## WHAT THE EXERCISE ASKS:
Arrange the lines below as a Markdown table with the columns Row and Line. Give each row a number and leave out any blank lines.
* * * *
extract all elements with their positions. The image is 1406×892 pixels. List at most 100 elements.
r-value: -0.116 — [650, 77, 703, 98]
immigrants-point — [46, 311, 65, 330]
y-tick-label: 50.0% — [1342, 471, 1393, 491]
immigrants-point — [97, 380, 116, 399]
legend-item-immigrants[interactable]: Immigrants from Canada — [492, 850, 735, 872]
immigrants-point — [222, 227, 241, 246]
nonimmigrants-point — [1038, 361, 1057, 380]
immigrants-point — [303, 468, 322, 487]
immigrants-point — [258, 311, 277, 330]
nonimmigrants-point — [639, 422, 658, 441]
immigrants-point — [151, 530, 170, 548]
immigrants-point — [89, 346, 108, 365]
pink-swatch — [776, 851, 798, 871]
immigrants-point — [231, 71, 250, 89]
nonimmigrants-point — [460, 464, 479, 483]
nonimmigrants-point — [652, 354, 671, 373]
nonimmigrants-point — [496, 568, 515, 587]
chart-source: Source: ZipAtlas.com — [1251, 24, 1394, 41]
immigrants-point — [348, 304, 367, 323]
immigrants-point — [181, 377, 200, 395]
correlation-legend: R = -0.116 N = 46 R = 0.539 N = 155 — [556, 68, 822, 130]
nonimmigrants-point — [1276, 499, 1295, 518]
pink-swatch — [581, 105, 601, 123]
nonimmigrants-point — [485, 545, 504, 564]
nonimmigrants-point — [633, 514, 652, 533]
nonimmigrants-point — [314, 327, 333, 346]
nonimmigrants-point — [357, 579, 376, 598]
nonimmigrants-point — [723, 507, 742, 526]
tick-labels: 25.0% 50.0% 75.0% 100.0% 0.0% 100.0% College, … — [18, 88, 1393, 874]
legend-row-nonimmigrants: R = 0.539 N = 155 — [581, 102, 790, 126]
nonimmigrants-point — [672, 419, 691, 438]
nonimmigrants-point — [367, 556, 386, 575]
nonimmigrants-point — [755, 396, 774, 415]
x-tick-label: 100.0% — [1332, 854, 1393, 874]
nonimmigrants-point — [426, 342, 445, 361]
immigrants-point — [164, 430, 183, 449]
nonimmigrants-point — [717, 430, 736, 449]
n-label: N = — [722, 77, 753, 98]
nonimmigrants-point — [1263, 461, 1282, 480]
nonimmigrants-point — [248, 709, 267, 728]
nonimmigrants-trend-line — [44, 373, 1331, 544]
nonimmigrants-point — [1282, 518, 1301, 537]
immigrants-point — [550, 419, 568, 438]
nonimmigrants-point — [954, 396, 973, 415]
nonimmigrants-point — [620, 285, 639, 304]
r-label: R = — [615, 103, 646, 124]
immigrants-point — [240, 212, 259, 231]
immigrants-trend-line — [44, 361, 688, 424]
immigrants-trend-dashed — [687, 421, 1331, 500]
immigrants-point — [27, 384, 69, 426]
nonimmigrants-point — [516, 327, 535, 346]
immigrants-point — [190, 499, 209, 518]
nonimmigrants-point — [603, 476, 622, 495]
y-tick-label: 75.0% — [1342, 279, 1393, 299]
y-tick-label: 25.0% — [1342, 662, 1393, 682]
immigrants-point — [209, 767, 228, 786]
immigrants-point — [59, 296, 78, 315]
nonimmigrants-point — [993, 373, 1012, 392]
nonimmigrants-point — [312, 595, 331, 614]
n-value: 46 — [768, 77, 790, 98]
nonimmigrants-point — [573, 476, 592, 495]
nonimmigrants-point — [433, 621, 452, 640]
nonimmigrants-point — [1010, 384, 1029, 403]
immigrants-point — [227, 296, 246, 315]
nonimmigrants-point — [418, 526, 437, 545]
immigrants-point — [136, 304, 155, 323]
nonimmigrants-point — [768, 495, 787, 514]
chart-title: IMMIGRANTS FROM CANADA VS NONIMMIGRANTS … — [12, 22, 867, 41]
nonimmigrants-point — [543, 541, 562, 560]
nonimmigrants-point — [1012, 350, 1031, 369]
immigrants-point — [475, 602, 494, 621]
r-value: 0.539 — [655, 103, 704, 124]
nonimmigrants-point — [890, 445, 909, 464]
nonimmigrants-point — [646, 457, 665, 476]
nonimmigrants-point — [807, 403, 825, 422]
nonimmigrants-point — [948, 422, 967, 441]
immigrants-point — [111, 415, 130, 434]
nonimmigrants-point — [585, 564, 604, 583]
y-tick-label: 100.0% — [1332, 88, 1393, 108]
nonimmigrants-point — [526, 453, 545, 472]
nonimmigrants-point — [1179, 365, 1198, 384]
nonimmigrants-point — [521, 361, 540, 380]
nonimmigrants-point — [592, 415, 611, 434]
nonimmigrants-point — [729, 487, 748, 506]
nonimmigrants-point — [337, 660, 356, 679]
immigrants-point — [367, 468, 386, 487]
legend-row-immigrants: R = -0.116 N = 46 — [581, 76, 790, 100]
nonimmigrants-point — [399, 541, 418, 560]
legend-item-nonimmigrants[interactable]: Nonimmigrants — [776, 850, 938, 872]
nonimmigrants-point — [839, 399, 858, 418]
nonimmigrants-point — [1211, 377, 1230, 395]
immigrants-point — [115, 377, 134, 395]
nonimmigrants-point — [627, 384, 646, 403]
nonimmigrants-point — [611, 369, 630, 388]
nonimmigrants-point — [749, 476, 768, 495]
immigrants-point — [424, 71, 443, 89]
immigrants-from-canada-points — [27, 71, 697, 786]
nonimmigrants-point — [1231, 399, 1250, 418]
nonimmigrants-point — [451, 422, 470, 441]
* * * *
## CORRECT OUTPUT:
| Row | Line |
|---|---|
| 1 | extract all elements with their positions. The image is 1406×892 pixels. List at most 100 elements. |
| 2 | r-value: -0.116 — [650, 77, 703, 98] |
| 3 | immigrants-point — [46, 311, 65, 330] |
| 4 | y-tick-label: 50.0% — [1342, 471, 1393, 491] |
| 5 | immigrants-point — [97, 380, 116, 399] |
| 6 | legend-item-immigrants[interactable]: Immigrants from Canada — [492, 850, 735, 872] |
| 7 | immigrants-point — [222, 227, 241, 246] |
| 8 | nonimmigrants-point — [1038, 361, 1057, 380] |
| 9 | immigrants-point — [303, 468, 322, 487] |
| 10 | immigrants-point — [258, 311, 277, 330] |
| 11 | nonimmigrants-point — [639, 422, 658, 441] |
| 12 | immigrants-point — [151, 530, 170, 548] |
| 13 | immigrants-point — [89, 346, 108, 365] |
| 14 | pink-swatch — [776, 851, 798, 871] |
| 15 | immigrants-point — [231, 71, 250, 89] |
| 16 | nonimmigrants-point — [460, 464, 479, 483] |
| 17 | nonimmigrants-point — [652, 354, 671, 373] |
| 18 | nonimmigrants-point — [496, 568, 515, 587] |
| 19 | chart-source: Source: ZipAtlas.com — [1251, 24, 1394, 41] |
| 20 | immigrants-point — [348, 304, 367, 323] |
| 21 | immigrants-point — [181, 377, 200, 395] |
| 22 | correlation-legend: R = -0.116 N = 46 R = 0.539 N = 155 — [556, 68, 822, 130] |
| 23 | nonimmigrants-point — [1276, 499, 1295, 518] |
| 24 | pink-swatch — [581, 105, 601, 123] |
| 25 | nonimmigrants-point — [485, 545, 504, 564] |
| 26 | nonimmigrants-point — [633, 514, 652, 533] |
| 27 | nonimmigrants-point — [314, 327, 333, 346] |
| 28 | nonimmigrants-point — [357, 579, 376, 598] |
| 29 | nonimmigrants-point — [723, 507, 742, 526] |
| 30 | tick-labels: 25.0% 50.0% 75.0% 100.0% 0.0% 100.0% College, … — [18, 88, 1393, 874] |
| 31 | legend-row-nonimmigrants: R = 0.539 N = 155 — [581, 102, 790, 126] |
| 32 | nonimmigrants-point — [672, 419, 691, 438] |
| 33 | nonimmigrants-point — [367, 556, 386, 575] |
| 34 | nonimmigrants-point — [755, 396, 774, 415] |
| 35 | x-tick-label: 100.0% — [1332, 854, 1393, 874] |
| 36 | nonimmigrants-point — [426, 342, 445, 361] |
| 37 | immigrants-point — [164, 430, 183, 449] |
| 38 | nonimmigrants-point — [717, 430, 736, 449] |
| 39 | n-label: N = — [722, 77, 753, 98] |
| 40 | nonimmigrants-point — [1263, 461, 1282, 480] |
| 41 | nonimmigrants-point — [248, 709, 267, 728] |
| 42 | nonimmigrants-trend-line — [44, 373, 1331, 544] |
| 43 | nonimmigrants-point — [1282, 518, 1301, 537] |
| 44 | immigrants-point — [550, 419, 568, 438] |
| 45 | nonimmigrants-point — [954, 396, 973, 415] |
| 46 | nonimmigrants-point — [620, 285, 639, 304] |
| 47 | r-label: R = — [615, 103, 646, 124] |
| 48 | immigrants-point — [240, 212, 259, 231] |
| 49 | immigrants-trend-line — [44, 361, 688, 424] |
| 50 | immigrants-trend-dashed — [687, 421, 1331, 500] |
| 51 | immigrants-point — [27, 384, 69, 426] |
| 52 | nonimmigrants-point — [516, 327, 535, 346] |
| 53 | immigrants-point — [190, 499, 209, 518] |
| 54 | nonimmigrants-point — [603, 476, 622, 495] |
| 55 | y-tick-label: 75.0% — [1342, 279, 1393, 299] |
| 56 | y-tick-label: 25.0% — [1342, 662, 1393, 682] |
| 57 | immigrants-point — [209, 767, 228, 786] |
| 58 | immigrants-point — [59, 296, 78, 315] |
| 59 | nonimmigrants-point — [993, 373, 1012, 392] |
| 60 | nonimmigrants-point — [312, 595, 331, 614] |
| 61 | n-value: 46 — [768, 77, 790, 98] |
| 62 | nonimmigrants-point — [573, 476, 592, 495] |
| 63 | nonimmigrants-point — [433, 621, 452, 640] |
| 64 | nonimmigrants-point — [1010, 384, 1029, 403] |
| 65 | immigrants-point — [227, 296, 246, 315] |
| 66 | nonimmigrants-point — [418, 526, 437, 545] |
| 67 | immigrants-point — [136, 304, 155, 323] |
| 68 | nonimmigrants-point — [768, 495, 787, 514] |
| 69 | chart-title: IMMIGRANTS FROM CANADA VS NONIMMIGRANTS … — [12, 22, 867, 41] |
| 70 | nonimmigrants-point — [543, 541, 562, 560] |
| 71 | nonimmigrants-point — [1012, 350, 1031, 369] |
| 72 | immigrants-point — [475, 602, 494, 621] |
| 73 | r-value: 0.539 — [655, 103, 704, 124] |
| 74 | nonimmigrants-point — [890, 445, 909, 464] |
| 75 | nonimmigrants-point — [646, 457, 665, 476] |
| 76 | nonimmigrants-point — [807, 403, 825, 422] |
| 77 | nonimmigrants-point — [948, 422, 967, 441] |
| 78 | immigrants-point — [111, 415, 130, 434] |
| 79 | nonimmigrants-point — [585, 564, 604, 583] |
| 80 | y-tick-label: 100.0% — [1332, 88, 1393, 108] |
| 81 | nonimmigrants-point — [526, 453, 545, 472] |
| 82 | nonimmigrants-point — [1179, 365, 1198, 384] |
| 83 | nonimmigrants-point — [521, 361, 540, 380] |
| 84 | nonimmigrants-point — [592, 415, 611, 434] |
| 85 | nonimmigrants-point — [729, 487, 748, 506] |
| 86 | nonimmigrants-point — [337, 660, 356, 679] |
| 87 | immigrants-point — [367, 468, 386, 487] |
| 88 | legend-row-immigrants: R = -0.116 N = 46 — [581, 76, 790, 100] |
| 89 | nonimmigrants-point — [399, 541, 418, 560] |
| 90 | legend-item-nonimmigrants[interactable]: Nonimmigrants — [776, 850, 938, 872] |
| 91 | nonimmigrants-point — [839, 399, 858, 418] |
| 92 | nonimmigrants-point — [1211, 377, 1230, 395] |
| 93 | immigrants-point — [115, 377, 134, 395] |
| 94 | nonimmigrants-point — [627, 384, 646, 403] |
| 95 | nonimmigrants-point — [611, 369, 630, 388] |
| 96 | nonimmigrants-point — [749, 476, 768, 495] |
| 97 | immigrants-point — [424, 71, 443, 89] |
| 98 | immigrants-from-canada-points — [27, 71, 697, 786] |
| 99 | nonimmigrants-point — [1231, 399, 1250, 418] |
| 100 | nonimmigrants-point — [451, 422, 470, 441] |